• [A block of data]
-- Begin --

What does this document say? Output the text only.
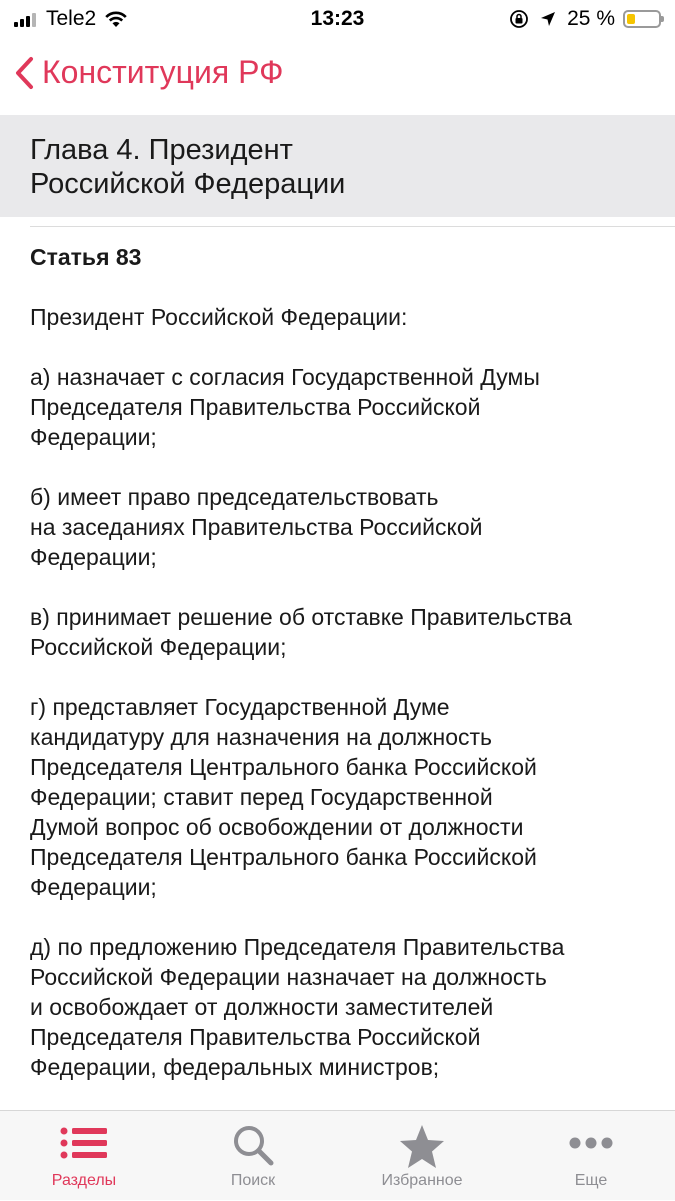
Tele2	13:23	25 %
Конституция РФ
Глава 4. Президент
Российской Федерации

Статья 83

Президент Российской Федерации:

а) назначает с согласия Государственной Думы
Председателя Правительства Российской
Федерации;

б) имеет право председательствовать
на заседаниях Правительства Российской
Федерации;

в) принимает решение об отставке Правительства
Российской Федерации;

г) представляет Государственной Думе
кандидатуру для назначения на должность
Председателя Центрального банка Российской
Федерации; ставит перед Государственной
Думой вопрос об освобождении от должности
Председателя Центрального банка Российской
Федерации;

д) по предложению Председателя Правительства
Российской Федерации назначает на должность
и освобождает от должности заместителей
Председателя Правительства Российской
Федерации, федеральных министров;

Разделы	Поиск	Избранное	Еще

-- End --
-- Begin --

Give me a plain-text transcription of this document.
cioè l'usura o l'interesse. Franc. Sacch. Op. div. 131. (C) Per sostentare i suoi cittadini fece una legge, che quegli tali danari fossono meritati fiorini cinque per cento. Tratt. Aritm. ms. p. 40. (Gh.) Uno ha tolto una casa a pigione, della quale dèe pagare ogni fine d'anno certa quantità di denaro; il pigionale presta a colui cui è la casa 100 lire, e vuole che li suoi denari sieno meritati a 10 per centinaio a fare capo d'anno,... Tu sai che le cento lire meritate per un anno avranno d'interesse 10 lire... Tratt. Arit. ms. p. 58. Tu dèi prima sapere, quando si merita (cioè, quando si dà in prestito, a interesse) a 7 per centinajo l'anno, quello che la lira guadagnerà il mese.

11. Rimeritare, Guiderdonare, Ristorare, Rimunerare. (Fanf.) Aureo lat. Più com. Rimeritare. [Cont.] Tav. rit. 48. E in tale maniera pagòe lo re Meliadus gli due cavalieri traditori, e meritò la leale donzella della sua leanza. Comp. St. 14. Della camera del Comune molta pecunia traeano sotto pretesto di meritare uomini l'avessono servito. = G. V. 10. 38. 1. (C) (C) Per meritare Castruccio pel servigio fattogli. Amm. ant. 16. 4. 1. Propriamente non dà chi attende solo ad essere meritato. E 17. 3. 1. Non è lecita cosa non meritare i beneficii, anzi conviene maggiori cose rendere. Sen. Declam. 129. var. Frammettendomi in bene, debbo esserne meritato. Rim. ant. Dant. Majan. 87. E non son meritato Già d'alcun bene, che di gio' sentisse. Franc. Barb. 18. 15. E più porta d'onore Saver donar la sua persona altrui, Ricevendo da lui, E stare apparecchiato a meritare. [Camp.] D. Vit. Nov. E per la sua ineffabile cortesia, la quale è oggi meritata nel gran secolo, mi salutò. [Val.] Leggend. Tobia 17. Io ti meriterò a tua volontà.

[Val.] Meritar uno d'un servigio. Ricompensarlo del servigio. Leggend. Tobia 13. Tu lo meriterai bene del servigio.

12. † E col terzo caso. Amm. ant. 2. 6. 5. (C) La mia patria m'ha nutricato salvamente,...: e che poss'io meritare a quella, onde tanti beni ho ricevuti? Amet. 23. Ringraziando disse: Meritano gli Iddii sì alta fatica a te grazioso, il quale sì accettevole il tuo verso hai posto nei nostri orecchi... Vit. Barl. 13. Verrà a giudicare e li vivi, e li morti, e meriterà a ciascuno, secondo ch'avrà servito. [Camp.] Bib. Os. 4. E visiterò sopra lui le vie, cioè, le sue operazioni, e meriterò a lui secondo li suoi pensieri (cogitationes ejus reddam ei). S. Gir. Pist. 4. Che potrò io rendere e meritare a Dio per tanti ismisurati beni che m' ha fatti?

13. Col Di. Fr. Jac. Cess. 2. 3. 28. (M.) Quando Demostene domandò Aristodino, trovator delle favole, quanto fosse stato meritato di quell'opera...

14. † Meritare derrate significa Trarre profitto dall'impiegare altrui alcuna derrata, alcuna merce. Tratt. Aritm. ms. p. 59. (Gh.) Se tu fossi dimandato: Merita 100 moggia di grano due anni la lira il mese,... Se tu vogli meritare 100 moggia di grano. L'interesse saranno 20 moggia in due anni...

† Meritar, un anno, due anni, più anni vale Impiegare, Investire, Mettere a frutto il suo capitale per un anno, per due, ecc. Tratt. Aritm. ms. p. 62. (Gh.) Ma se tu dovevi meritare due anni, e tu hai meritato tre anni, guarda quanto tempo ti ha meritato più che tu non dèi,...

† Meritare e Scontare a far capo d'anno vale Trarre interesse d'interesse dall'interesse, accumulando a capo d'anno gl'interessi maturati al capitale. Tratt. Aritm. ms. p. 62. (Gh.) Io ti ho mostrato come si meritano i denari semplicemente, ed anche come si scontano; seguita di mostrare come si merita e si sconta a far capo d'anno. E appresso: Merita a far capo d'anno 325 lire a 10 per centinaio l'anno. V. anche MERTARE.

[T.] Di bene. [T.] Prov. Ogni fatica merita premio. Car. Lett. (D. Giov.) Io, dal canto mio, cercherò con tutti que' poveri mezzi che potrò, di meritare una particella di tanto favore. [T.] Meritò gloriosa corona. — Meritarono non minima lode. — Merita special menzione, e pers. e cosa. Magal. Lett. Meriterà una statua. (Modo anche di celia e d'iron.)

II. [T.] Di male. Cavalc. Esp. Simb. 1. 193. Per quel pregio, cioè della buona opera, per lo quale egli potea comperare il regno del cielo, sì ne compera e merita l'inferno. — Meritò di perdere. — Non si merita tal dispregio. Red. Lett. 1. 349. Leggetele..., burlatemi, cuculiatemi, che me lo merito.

-- End --

• [Directions]
From the data above, work out how many lines hold "text". Answer with the number alone.

• [Task result]
2